- **Task goal**: Counting only lines that hold "портала", give the total and nothing more.

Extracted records
■ ■ ■ ■ ■
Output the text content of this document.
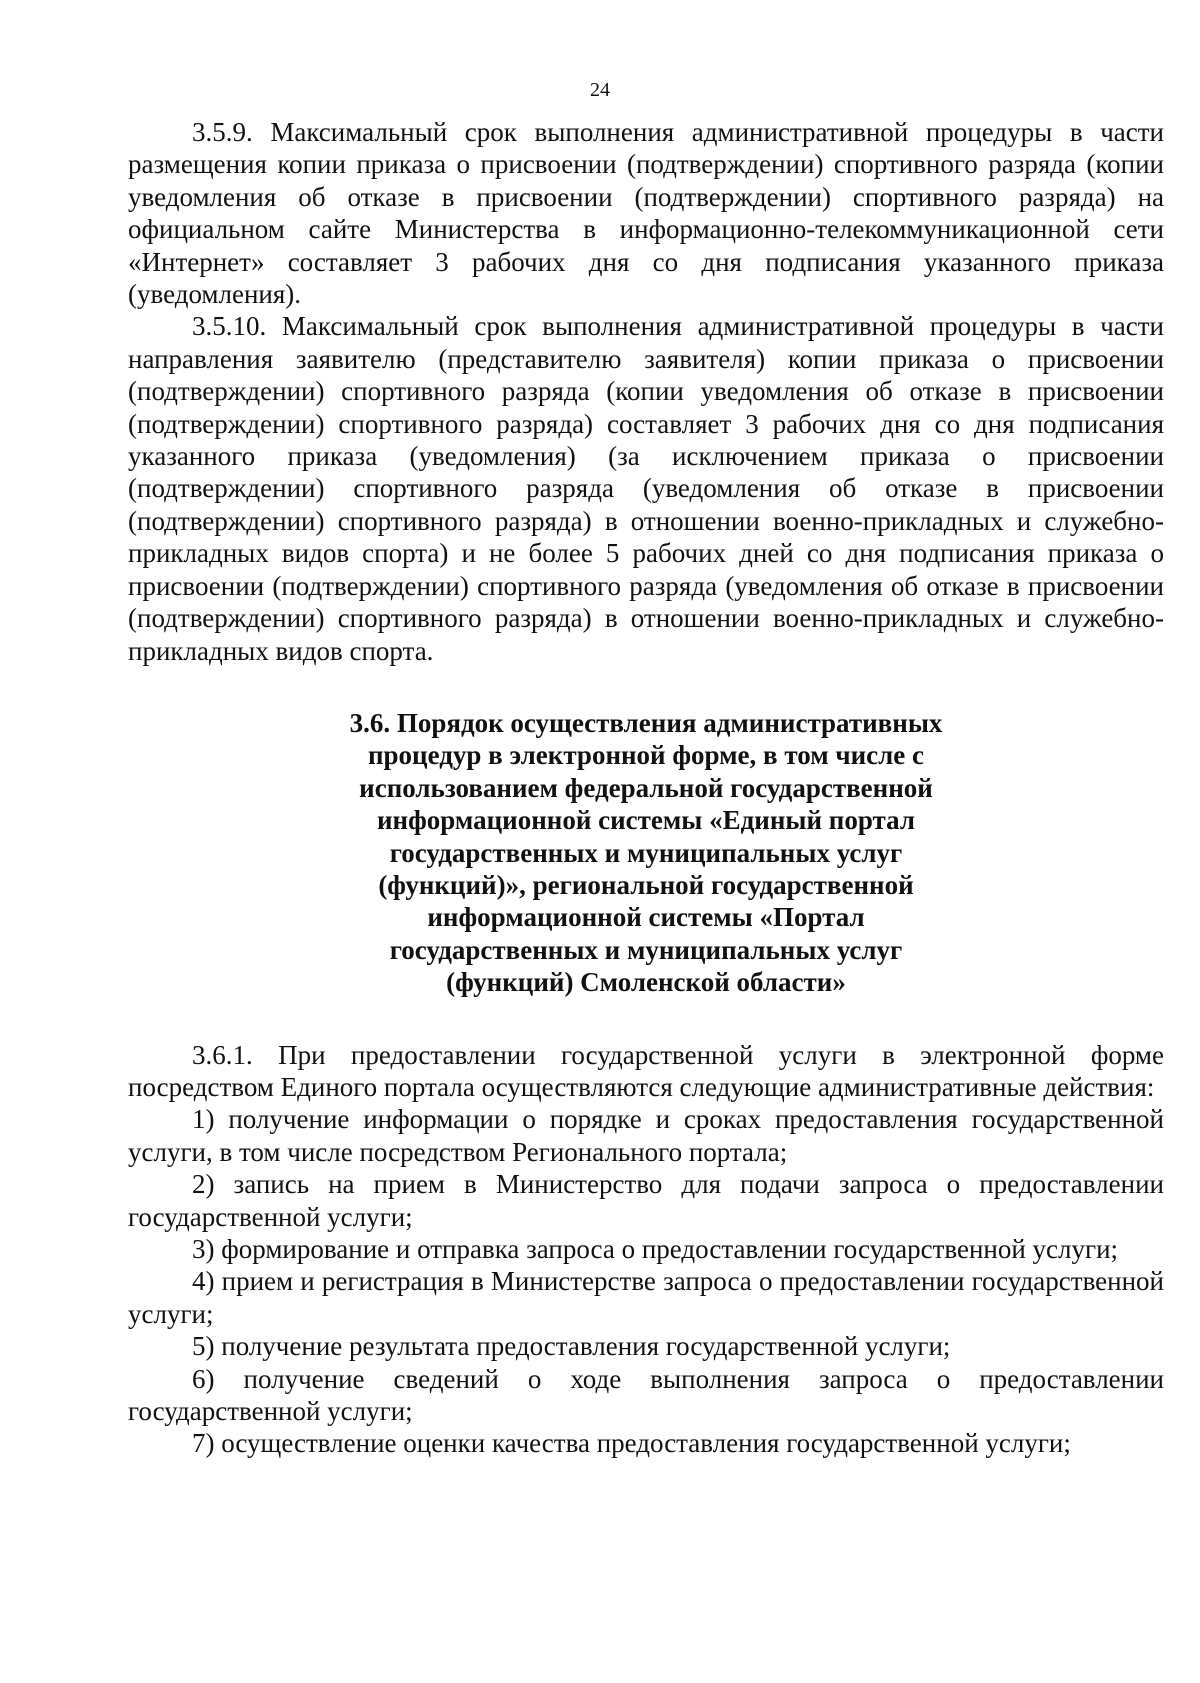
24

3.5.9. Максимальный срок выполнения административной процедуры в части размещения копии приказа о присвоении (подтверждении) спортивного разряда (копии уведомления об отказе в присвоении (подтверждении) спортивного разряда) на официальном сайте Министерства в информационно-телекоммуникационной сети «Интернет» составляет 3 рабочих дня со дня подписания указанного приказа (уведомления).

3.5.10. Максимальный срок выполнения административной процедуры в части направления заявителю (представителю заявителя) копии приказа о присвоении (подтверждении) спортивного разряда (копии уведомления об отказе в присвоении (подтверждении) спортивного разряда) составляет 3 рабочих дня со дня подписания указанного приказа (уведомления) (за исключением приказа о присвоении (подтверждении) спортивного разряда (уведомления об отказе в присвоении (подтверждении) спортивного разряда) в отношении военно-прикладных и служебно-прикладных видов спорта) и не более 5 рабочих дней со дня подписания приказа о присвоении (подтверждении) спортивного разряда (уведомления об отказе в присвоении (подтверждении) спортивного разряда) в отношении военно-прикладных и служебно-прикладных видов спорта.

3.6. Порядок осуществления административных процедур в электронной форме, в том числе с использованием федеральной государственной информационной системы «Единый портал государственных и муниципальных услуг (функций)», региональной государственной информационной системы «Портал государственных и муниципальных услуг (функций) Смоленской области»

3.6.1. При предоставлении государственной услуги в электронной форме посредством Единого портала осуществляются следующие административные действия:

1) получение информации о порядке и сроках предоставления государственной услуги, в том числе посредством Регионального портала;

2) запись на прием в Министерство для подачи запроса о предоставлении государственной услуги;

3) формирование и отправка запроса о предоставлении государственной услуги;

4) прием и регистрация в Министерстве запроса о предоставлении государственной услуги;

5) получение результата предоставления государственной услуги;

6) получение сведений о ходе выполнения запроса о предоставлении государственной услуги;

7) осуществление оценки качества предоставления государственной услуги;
■ ■ ■ ■ ■
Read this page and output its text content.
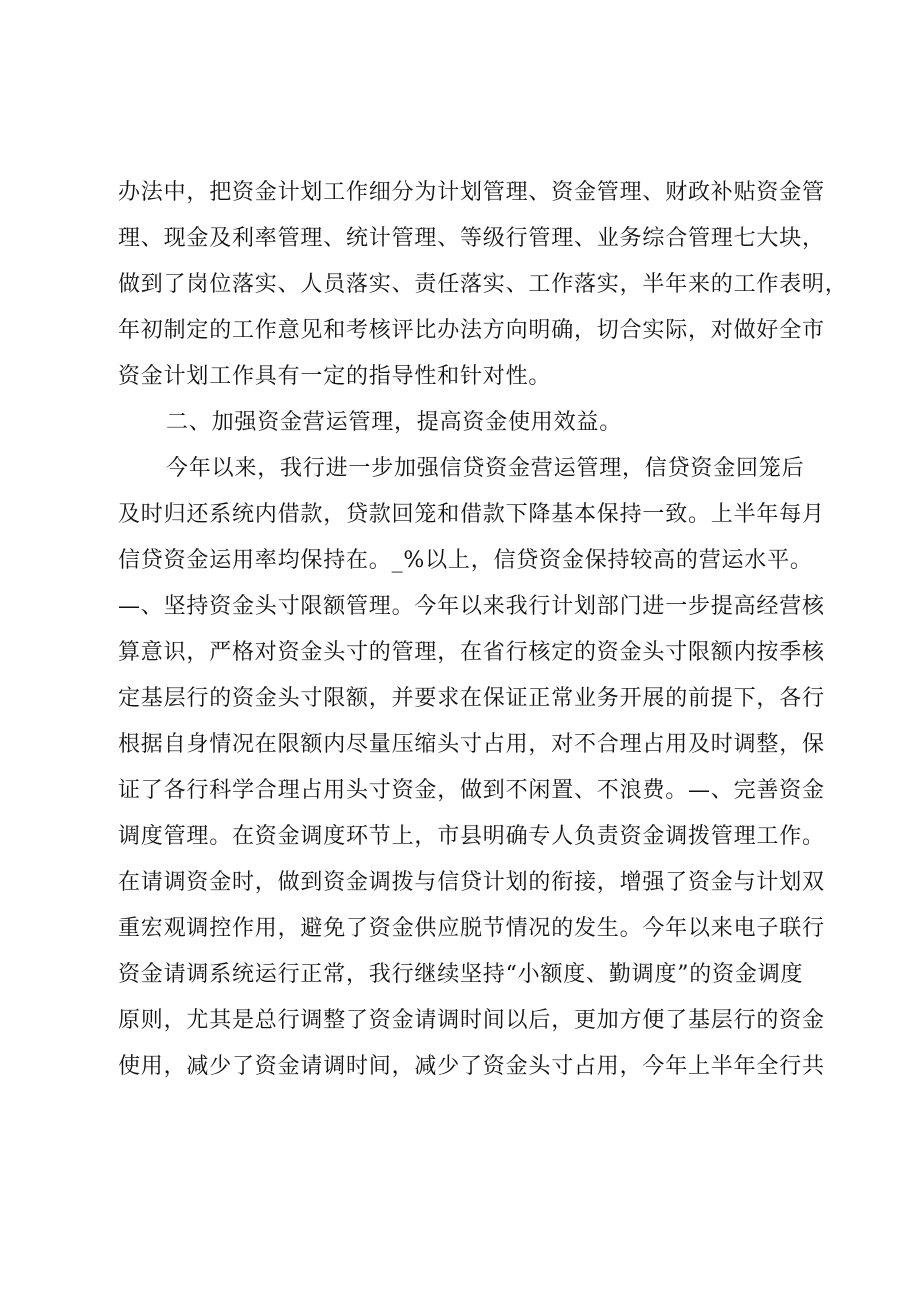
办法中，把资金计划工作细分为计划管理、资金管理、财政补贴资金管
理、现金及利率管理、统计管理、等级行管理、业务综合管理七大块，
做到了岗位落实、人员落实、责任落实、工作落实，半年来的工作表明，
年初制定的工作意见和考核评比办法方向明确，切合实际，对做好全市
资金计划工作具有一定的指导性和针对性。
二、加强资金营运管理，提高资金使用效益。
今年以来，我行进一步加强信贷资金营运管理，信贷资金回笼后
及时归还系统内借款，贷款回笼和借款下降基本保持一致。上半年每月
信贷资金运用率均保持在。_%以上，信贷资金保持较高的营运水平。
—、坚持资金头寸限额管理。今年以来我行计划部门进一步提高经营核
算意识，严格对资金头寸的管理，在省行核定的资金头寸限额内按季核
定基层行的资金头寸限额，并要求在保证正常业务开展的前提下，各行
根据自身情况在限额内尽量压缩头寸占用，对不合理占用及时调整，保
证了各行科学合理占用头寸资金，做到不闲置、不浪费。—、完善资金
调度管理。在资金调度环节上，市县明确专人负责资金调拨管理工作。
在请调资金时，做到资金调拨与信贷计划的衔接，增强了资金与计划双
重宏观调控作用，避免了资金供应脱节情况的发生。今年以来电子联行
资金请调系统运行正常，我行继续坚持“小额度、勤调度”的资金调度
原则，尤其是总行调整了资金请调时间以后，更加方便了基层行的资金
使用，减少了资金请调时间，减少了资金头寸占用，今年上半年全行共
■ ■ ■ ■ ■
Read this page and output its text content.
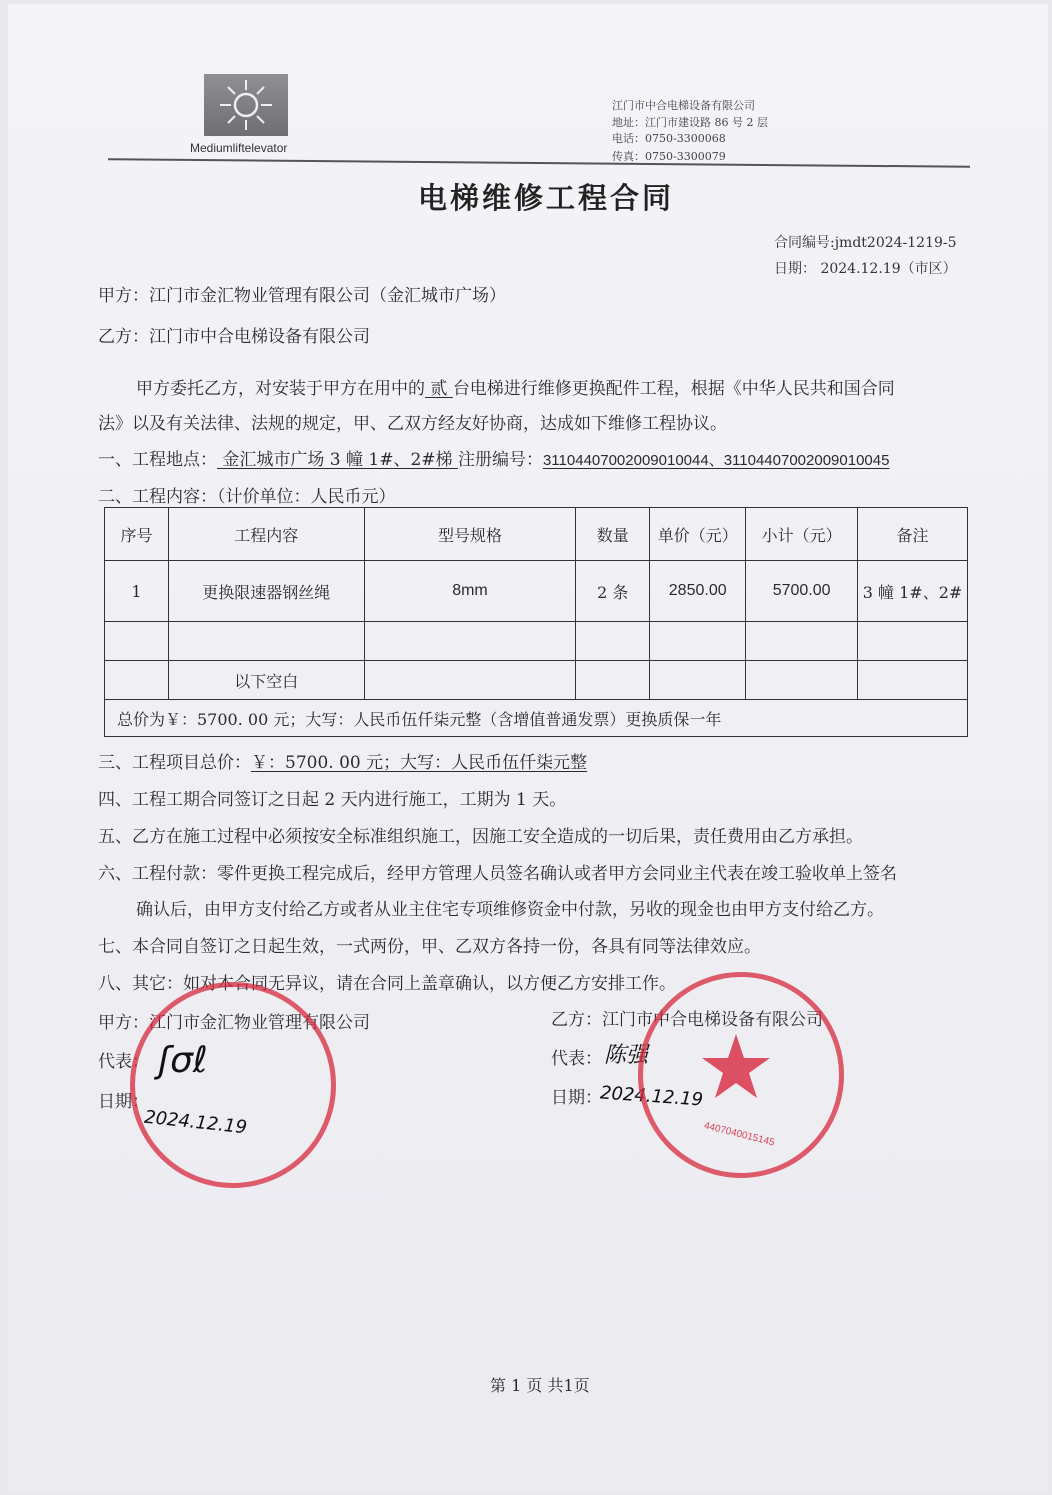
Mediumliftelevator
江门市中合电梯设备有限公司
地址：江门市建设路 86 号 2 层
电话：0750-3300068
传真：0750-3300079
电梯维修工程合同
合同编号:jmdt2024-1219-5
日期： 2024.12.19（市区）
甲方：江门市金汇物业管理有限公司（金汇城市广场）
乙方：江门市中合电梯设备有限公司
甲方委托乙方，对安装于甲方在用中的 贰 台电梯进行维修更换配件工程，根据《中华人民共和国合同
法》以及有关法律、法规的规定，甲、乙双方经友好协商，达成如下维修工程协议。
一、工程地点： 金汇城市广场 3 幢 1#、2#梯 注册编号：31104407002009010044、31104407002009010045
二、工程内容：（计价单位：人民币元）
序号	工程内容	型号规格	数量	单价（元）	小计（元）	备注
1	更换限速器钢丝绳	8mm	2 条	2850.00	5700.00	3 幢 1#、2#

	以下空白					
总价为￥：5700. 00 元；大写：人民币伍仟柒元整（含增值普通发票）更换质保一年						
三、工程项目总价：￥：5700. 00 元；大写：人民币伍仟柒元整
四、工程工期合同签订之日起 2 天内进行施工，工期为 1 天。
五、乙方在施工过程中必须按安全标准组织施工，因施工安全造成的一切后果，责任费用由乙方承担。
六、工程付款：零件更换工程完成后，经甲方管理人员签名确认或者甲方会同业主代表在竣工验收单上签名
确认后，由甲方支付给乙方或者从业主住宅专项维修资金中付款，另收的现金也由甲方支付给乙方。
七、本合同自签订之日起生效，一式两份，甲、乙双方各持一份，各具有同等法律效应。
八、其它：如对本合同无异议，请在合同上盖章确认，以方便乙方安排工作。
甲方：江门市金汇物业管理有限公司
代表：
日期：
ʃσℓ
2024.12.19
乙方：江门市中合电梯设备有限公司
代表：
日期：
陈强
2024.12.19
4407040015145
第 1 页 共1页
■ ■ ■ ■ ■
- **Answer to the problem**: 2